• Exercise brief
Reproduce the article on long-line trolling for spawning crappie word for word, from its title through its final line.

• Passage shown

════

Long-Lining Spawning Slabs

Trudy Duke and her husband, Ed, fish crappie tournaments on lakes across the southeast, regularly catching slabs like this one.

It’s crappie season. Find out why this expert isn’t going anywhere near the bank to get his limit of slabs.

The month of April ushers in the spring spawn for crappie. The dogwoods are blooming, and all you have to do is grab a bucket of minnows and suspend them under a cork around just about any decent looking piece of woody cover along the bank. It’s a time when everyone is an expert.Then there’s Ed Duke.

He doesn’t go anywhere near the shoreline. While other anglers are working every piece of visible cover along the bank, Duke is still out in the middle of the creek trolling. While other anglers are busily working a single rod in and around bushes and overhanging trees in knee-deep water, Ed is quietly slipping along. Fishing line from a dozen rods, perched in rod holders around his boat, glistens in the early morning sun and cuts into his wake as he glides through the water. In crappie circles, Duke is what’s known as a “long liner.”

“April is the peak of the spawn on just about all of the piedmont lakes in North Carolina” said Duke, who hails from Concord and has fished just about every lake in the southeast that’s known to hold crappie. “Even when crappie are in the shallowest areas they are all year, I find that I can consistently catch more, and more important, larger crappie by trolling than I could with any other method.

════

• Provided data

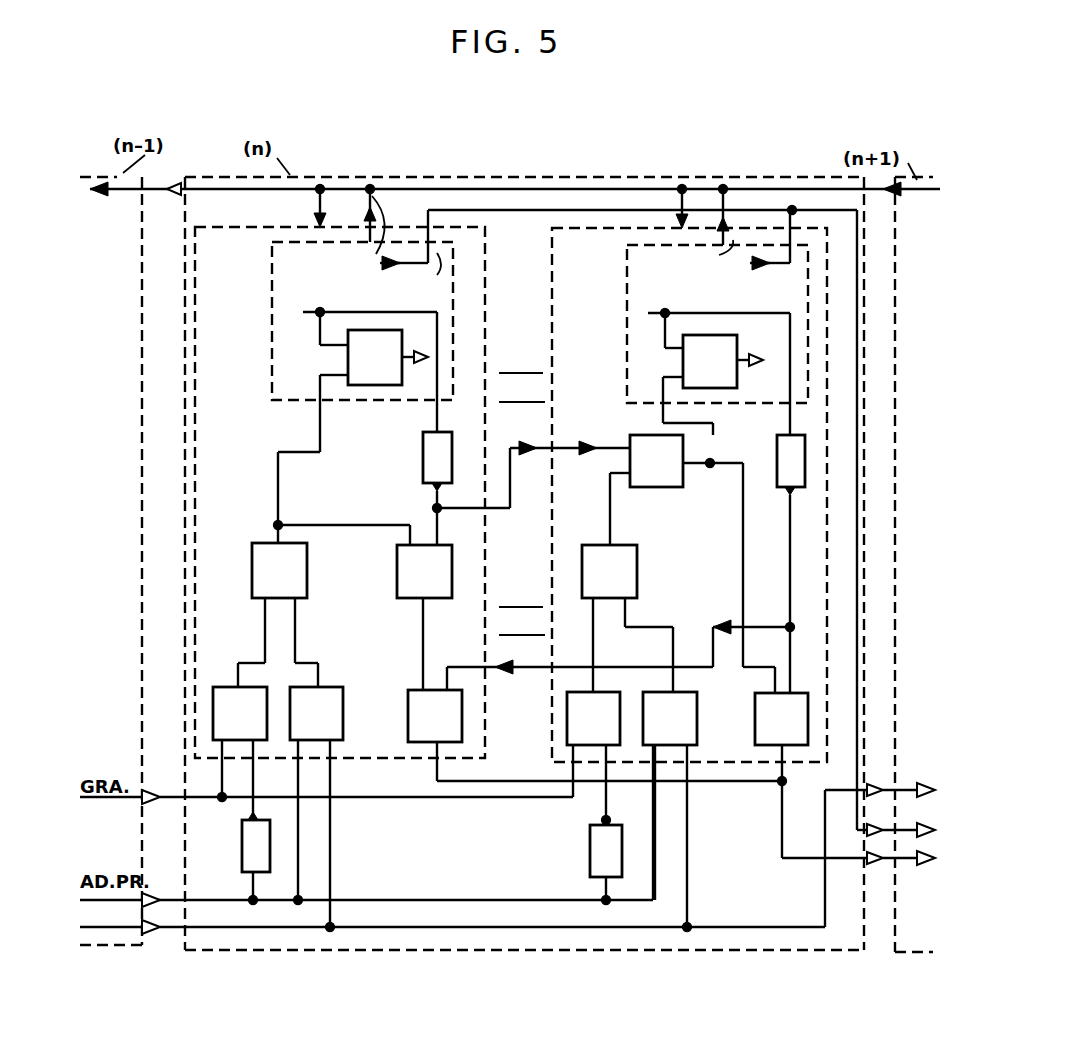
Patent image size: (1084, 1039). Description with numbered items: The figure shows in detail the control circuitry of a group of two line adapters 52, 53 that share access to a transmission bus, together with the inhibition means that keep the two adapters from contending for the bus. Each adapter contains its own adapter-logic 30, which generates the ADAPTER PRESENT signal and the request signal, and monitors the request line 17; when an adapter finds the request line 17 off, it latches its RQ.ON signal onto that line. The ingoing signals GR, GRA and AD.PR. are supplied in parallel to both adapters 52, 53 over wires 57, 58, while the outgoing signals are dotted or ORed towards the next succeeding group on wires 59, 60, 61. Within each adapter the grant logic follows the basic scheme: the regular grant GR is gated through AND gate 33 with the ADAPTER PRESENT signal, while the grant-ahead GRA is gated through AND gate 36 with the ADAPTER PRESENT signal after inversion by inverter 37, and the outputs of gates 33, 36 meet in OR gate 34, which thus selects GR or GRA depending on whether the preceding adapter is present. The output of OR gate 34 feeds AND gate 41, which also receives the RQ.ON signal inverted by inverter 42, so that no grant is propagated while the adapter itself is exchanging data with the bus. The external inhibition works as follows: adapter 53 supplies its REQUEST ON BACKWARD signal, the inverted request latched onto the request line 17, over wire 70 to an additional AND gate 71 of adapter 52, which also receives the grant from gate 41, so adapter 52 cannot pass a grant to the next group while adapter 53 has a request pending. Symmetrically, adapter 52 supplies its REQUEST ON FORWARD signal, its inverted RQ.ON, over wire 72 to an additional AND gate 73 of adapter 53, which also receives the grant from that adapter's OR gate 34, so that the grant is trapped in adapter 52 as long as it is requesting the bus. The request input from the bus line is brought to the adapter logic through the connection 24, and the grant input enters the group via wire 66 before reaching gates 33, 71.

════

• Result of the task
Long-Lining Spawning Slabs

Trudy Duke and her husband, Ed, fish crappie tournaments on lakes across the southeast, regularly catching slabs like this one.

It’s crappie season. Find out why this expert isn’t going anywhere near the bank to get his limit of slabs.

The month of April ushers in the spring spawn for crappie. The dogwoods are blooming, and all you have to do is grab a bucket of minnows and suspend them under a cork around just about any decent looking piece of woody cover along the bank. It’s a time when everyone is an expert.Then there’s Ed Duke.

He doesn’t go anywhere near the shoreline. While other anglers are working every piece of visible cover along the bank, Duke is still out in the middle of the creek trolling. While other anglers are busily working a single rod in and around bushes and overhanging trees in knee-deep water, Ed is quietly slipping along. Fishing line from a dozen rods, perched in rod holders around his boat, glistens in the early morning sun and cuts into his wake as he glides through the water. In crappie circles, Duke is what’s known as a “long liner.”

“April is the peak of the spawn on just about all of the piedmont lakes in North Carolina” said Duke, who hails from Concord and has fished just about every lake in the southeast that’s known to hold crappie. “Even when crappie are in the shallowest areas they are all year, I find that I can consistently catch more, and more important, larger crappie by trolling than I could with any other method.